* TASK DIRECTIONS
Reproduce the data below in full and exclude every picture.

## BEGIN SUPPLIED MATERIAL

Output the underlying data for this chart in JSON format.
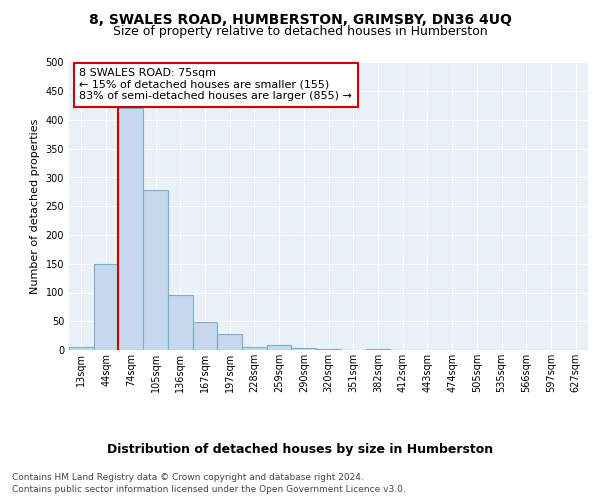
{
  "title": "8, SWALES ROAD, HUMBERSTON, GRIMSBY, DN36 4UQ",
  "subtitle": "Size of property relative to detached houses in Humberston",
  "xlabel": "Distribution of detached houses by size in Humberston",
  "ylabel": "Number of detached properties",
  "footnote1": "Contains HM Land Registry data © Crown copyright and database right 2024.",
  "footnote2": "Contains public sector information licensed under the Open Government Licence v3.0.",
  "categories": [
    "13sqm",
    "44sqm",
    "74sqm",
    "105sqm",
    "136sqm",
    "167sqm",
    "197sqm",
    "228sqm",
    "259sqm",
    "290sqm",
    "320sqm",
    "351sqm",
    "382sqm",
    "412sqm",
    "443sqm",
    "474sqm",
    "505sqm",
    "535sqm",
    "566sqm",
    "597sqm",
    "627sqm"
  ],
  "values": [
    5,
    150,
    420,
    278,
    95,
    48,
    27,
    5,
    9,
    4,
    2,
    0,
    1,
    0,
    0,
    0,
    0,
    0,
    0,
    0,
    0
  ],
  "bar_color": "#c5d8ed",
  "bar_edge_color": "#7aaed0",
  "red_line_index": 2,
  "annotation_line1": "8 SWALES ROAD: 75sqm",
  "annotation_line2": "← 15% of detached houses are smaller (155)",
  "annotation_line3": "83% of semi-detached houses are larger (855) →",
  "annotation_box_color": "#ffffff",
  "annotation_border_color": "#cc0000",
  "ylim": [
    0,
    500
  ],
  "yticks": [
    0,
    50,
    100,
    150,
    200,
    250,
    300,
    350,
    400,
    450,
    500
  ],
  "bg_color": "#eaf0f8",
  "title_fontsize": 10,
  "subtitle_fontsize": 9,
  "xlabel_fontsize": 9,
  "ylabel_fontsize": 8,
  "tick_fontsize": 7,
  "footnote_fontsize": 6.5,
  "annotation_fontsize": 8
}
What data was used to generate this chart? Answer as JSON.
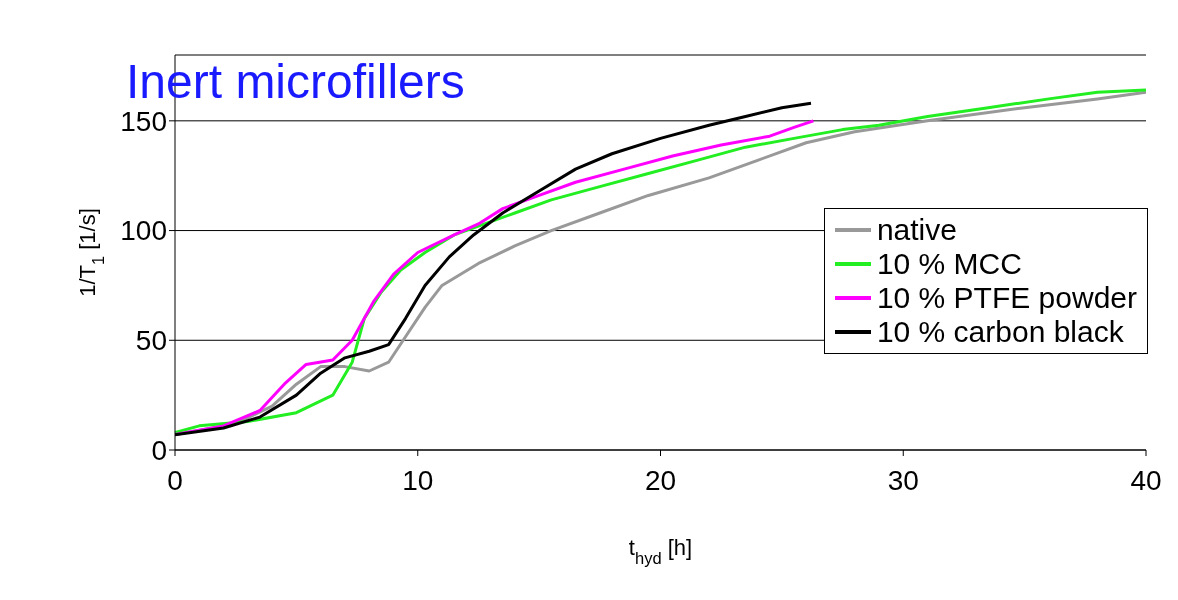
{
  "chart_data": {
    "type": "line",
    "title": "Inert microfillers",
    "xlabel": "t$_{hyd}$ [h]",
    "ylabel": "1/T$_{1}$ [1/s]",
    "xlim": [
      0,
      40
    ],
    "xticks": [
      0,
      10,
      20,
      30,
      40
    ],
    "ylim": [
      0,
      180
    ],
    "yticks": [
      0,
      50,
      100,
      150
    ],
    "grid": "y",
    "legend": "right",
    "series": [
      {
        "name": "native",
        "color": "#999999",
        "x": [
          0,
          2.5,
          4,
          5,
          6,
          7,
          8,
          8.8,
          9.4,
          10.3,
          11,
          12.5,
          14,
          15.5,
          17.5,
          19.5,
          22,
          24,
          26,
          28,
          31,
          35,
          38,
          40
        ],
        "values": [
          7,
          12,
          20,
          30,
          38,
          38,
          36,
          40,
          50,
          65,
          75,
          85,
          93,
          100,
          108,
          116,
          124,
          132,
          140,
          145,
          150,
          156,
          160,
          163
        ]
      },
      {
        "name": "10 % MCC",
        "color": "#22ee22",
        "x": [
          0,
          1,
          3,
          5,
          6.5,
          7.3,
          7.8,
          8.5,
          9.3,
          10.3,
          11.5,
          12.5,
          14,
          15.5,
          17.5,
          19.5,
          21.5,
          23.5,
          25.5,
          27.5,
          29,
          31,
          33.5,
          36,
          38,
          40
        ],
        "values": [
          8,
          11,
          13,
          17,
          25,
          40,
          60,
          72,
          82,
          90,
          98,
          102,
          108,
          114,
          120,
          126,
          132,
          138,
          142,
          146,
          148,
          152,
          156,
          160,
          163,
          164
        ]
      },
      {
        "name": "10 % PTFE powder",
        "color": "#ff00ff",
        "x": [
          0,
          2,
          3.5,
          4.5,
          5.4,
          6.5,
          7.3,
          8.2,
          9,
          10,
          11.5,
          12.5,
          13.5,
          15,
          16.5,
          18.5,
          20.5,
          22.5,
          24.5,
          25.5,
          26.3
        ],
        "values": [
          7,
          11,
          18,
          30,
          39,
          41,
          50,
          68,
          80,
          90,
          98,
          103,
          110,
          116,
          122,
          128,
          134,
          139,
          143,
          147,
          150
        ]
      },
      {
        "name": "10 % carbon black",
        "color": "#000000",
        "x": [
          0,
          2,
          3.5,
          5,
          6,
          7,
          8,
          8.8,
          9.5,
          10.3,
          11.3,
          12.3,
          13.5,
          15,
          16.5,
          18,
          20,
          22,
          23.5,
          25,
          26.2
        ],
        "values": [
          7,
          10,
          15,
          25,
          35,
          42,
          45,
          48,
          60,
          75,
          88,
          98,
          108,
          118,
          128,
          135,
          142,
          148,
          152,
          156,
          158
        ]
      }
    ]
  }
}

## END SUPPLIED MATERIAL

* TASK RESPONSE
Output the underlying data for this chart in JSON format.
{
  "title": "8, SWALES ROAD, HUMBERSTON, GRIMSBY, DN36 4UQ",
  "subtitle": "Size of property relative to detached houses in Humberston",
  "xlabel": "Distribution of detached houses by size in Humberston",
  "ylabel": "Number of detached properties",
  "footnote1": "Contains HM Land Registry data © Crown copyright and database right 2024.",
  "footnote2": "Contains public sector information licensed under the Open Government Licence v3.0.",
  "categories": [
    "13sqm",
    "44sqm",
    "74sqm",
    "105sqm",
    "136sqm",
    "167sqm",
    "197sqm",
    "228sqm",
    "259sqm",
    "290sqm",
    "320sqm",
    "351sqm",
    "382sqm",
    "412sqm",
    "443sqm",
    "474sqm",
    "505sqm",
    "535sqm",
    "566sqm",
    "597sqm",
    "627sqm"
  ],
  "values": [
    5,
    150,
    420,
    278,
    95,
    48,
    27,
    5,
    9,
    4,
    2,
    0,
    1,
    0,
    0,
    0,
    0,
    0,
    0,
    0,
    0
  ],
  "bar_color": "#c5d8ed",
  "bar_edge_color": "#7aaed0",
  "red_line_index": 2,
  "annotation_line1": "8 SWALES ROAD: 75sqm",
  "annotation_line2": "← 15% of detached houses are smaller (155)",
  "annotation_line3": "83% of semi-detached houses are larger (855) →",
  "annotation_box_color": "#ffffff",
  "annotation_border_color": "#cc0000",
  "ylim": [
    0,
    500
  ],
  "yticks": [
    0,
    50,
    100,
    150,
    200,
    250,
    300,
    350,
    400,
    450,
    500
  ],
  "bg_color": "#eaf0f8",
  "title_fontsize": 10,
  "subtitle_fontsize": 9,
  "xlabel_fontsize": 9,
  "ylabel_fontsize": 8,
  "tick_fontsize": 7,
  "footnote_fontsize": 6.5,
  "annotation_fontsize": 8
}
What data was used to generate this chart? Answer as JSON.
{
  "chart_data": {
    "type": "line",
    "title": "Inert microfillers",
    "xlabel": "t$_{hyd}$ [h]",
    "ylabel": "1/T$_{1}$ [1/s]",
    "xlim": [
      0,
      40
    ],
    "xticks": [
      0,
      10,
      20,
      30,
      40
    ],
    "ylim": [
      0,
      180
    ],
    "yticks": [
      0,
      50,
      100,
      150
    ],
    "grid": "y",
    "legend": "right",
    "series": [
      {
        "name": "native",
        "color": "#999999",
        "x": [
          0,
          2.5,
          4,
          5,
          6,
          7,
          8,
          8.8,
          9.4,
          10.3,
          11,
          12.5,
          14,
          15.5,
          17.5,
          19.5,
          22,
          24,
          26,
          28,
          31,
          35,
          38,
          40
        ],
        "values": [
          7,
          12,
          20,
          30,
          38,
          38,
          36,
          40,
          50,
          65,
          75,
          85,
          93,
          100,
          108,
          116,
          124,
          132,
          140,
          145,
          150,
          156,
          160,
          163
        ]
      },
      {
        "name": "10 % MCC",
        "color": "#22ee22",
        "x": [
          0,
          1,
          3,
          5,
          6.5,
          7.3,
          7.8,
          8.5,
          9.3,
          10.3,
          11.5,
          12.5,
          14,
          15.5,
          17.5,
          19.5,
          21.5,
          23.5,
          25.5,
          27.5,
          29,
          31,
          33.5,
          36,
          38,
          40
        ],
        "values": [
          8,
          11,
          13,
          17,
          25,
          40,
          60,
          72,
          82,
          90,
          98,
          102,
          108,
          114,
          120,
          126,
          132,
          138,
          142,
          146,
          148,
          152,
          156,
          160,
          163,
          164
        ]
      },
      {
        "name": "10 % PTFE powder",
        "color": "#ff00ff",
        "x": [
          0,
          2,
          3.5,
          4.5,
          5.4,
          6.5,
          7.3,
          8.2,
          9,
          10,
          11.5,
          12.5,
          13.5,
          15,
          16.5,
          18.5,
          20.5,
          22.5,
          24.5,
          25.5,
          26.3
        ],
        "values": [
          7,
          11,
          18,
          30,
          39,
          41,
          50,
          68,
          80,
          90,
          98,
          103,
          110,
          116,
          122,
          128,
          134,
          139,
          143,
          147,
          150
        ]
      },
      {
        "name": "10 % carbon black",
        "color": "#000000",
        "x": [
          0,
          2,
          3.5,
          5,
          6,
          7,
          8,
          8.8,
          9.5,
          10.3,
          11.3,
          12.3,
          13.5,
          15,
          16.5,
          18,
          20,
          22,
          23.5,
          25,
          26.2
        ],
        "values": [
          7,
          10,
          15,
          25,
          35,
          42,
          45,
          48,
          60,
          75,
          88,
          98,
          108,
          118,
          128,
          135,
          142,
          148,
          152,
          156,
          158
        ]
      }
    ]
  }
}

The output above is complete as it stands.